#### What you are asked to do
Return every line below as is, leaving out the pictures.

::: Exercise materials

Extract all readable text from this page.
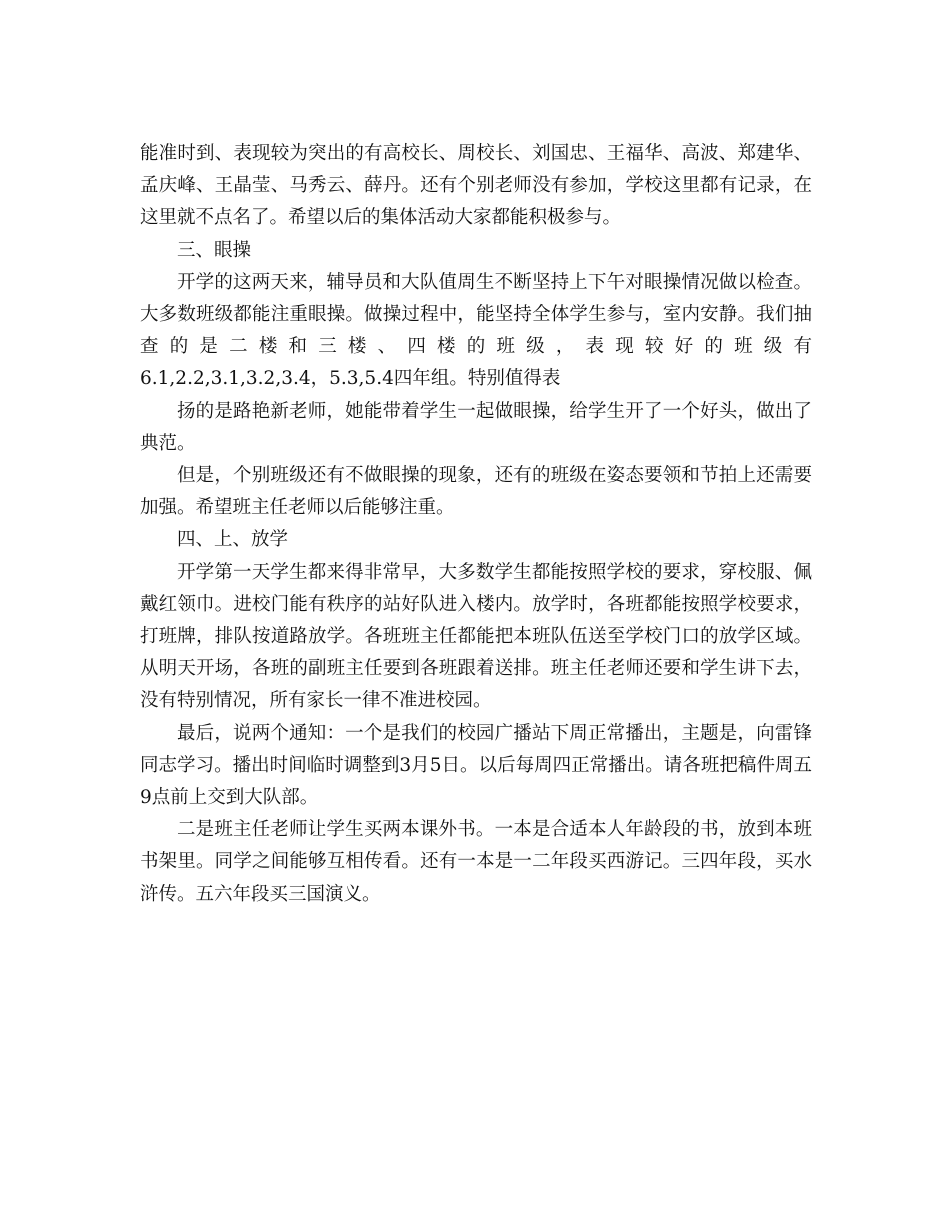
能准时到、表现较为突出的有高校长、周校长、刘国忠、王福华、高波、郑建华、孟庆峰、王晶莹、马秀云、薛丹。还有个别老师没有参加，学校这里都有记录，在这里就不点名了。希望以后的集体活动大家都能积极参与。

三、眼操

开学的这两天来，辅导员和大队值周生不断坚持上下午对眼操情况做以检查。大多数班级都能注重眼操。做操过程中，能坚持全体学生参与，室内安静。我们抽查的是二楼和三楼、四楼的班级，表现较好的班级有

6.1,2.2,3.1,3.2,3.4，5.3,5.4四年组。特别值得表

扬的是路艳新老师，她能带着学生一起做眼操，给学生开了一个好头，做出了典范。

但是，个别班级还有不做眼操的现象，还有的班级在姿态要领和节拍上还需要加强。希望班主任老师以后能够注重。

四、上、放学

开学第一天学生都来得非常早，大多数学生都能按照学校的要求，穿校服、佩戴红领巾。进校门能有秩序的站好队进入楼内。放学时，各班都能按照学校要求，打班牌，排队按道路放学。各班班主任都能把本班队伍送至学校门口的放学区域。从明天开场，各班的副班主任要到各班跟着送排。班主任老师还要和学生讲下去，没有特别情况，所有家长一律不准进校园。

最后，说两个通知：一个是我们的校园广播站下周正常播出，主题是，向雷锋同志学习。播出时间临时调整到3月5日。以后每周四正常播出。请各班把稿件周五9点前上交到大队部。

二是班主任老师让学生买两本课外书。一本是合适本人年龄段的书，放到本班书架里。同学之间能够互相传看。还有一本是一二年段买西游记。三四年段，买水浒传。五六年段买三国演义。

::::::

#### Output for this exercise
Extract all readable text from this page.
能准时到、表现较为突出的有高校长、周校长、刘国忠、王福华、高波、郑建华、孟庆峰、王晶莹、马秀云、薛丹。还有个别老师没有参加，学校这里都有记录，在这里就不点名了。希望以后的集体活动大家都能积极参与。

三、眼操

开学的这两天来，辅导员和大队值周生不断坚持上下午对眼操情况做以检查。大多数班级都能注重眼操。做操过程中，能坚持全体学生参与，室内安静。我们抽查的是二楼和三楼、四楼的班级，表现较好的班级有

6.1,2.2,3.1,3.2,3.4，5.3,5.4四年组。特别值得表

扬的是路艳新老师，她能带着学生一起做眼操，给学生开了一个好头，做出了典范。

但是，个别班级还有不做眼操的现象，还有的班级在姿态要领和节拍上还需要加强。希望班主任老师以后能够注重。

四、上、放学

开学第一天学生都来得非常早，大多数学生都能按照学校的要求，穿校服、佩戴红领巾。进校门能有秩序的站好队进入楼内。放学时，各班都能按照学校要求，打班牌，排队按道路放学。各班班主任都能把本班队伍送至学校门口的放学区域。从明天开场，各班的副班主任要到各班跟着送排。班主任老师还要和学生讲下去，没有特别情况，所有家长一律不准进校园。

最后，说两个通知：一个是我们的校园广播站下周正常播出，主题是，向雷锋同志学习。播出时间临时调整到3月5日。以后每周四正常播出。请各班把稿件周五9点前上交到大队部。

二是班主任老师让学生买两本课外书。一本是合适本人年龄段的书，放到本班书架里。同学之间能够互相传看。还有一本是一二年段买西游记。三四年段，买水浒传。五六年段买三国演义。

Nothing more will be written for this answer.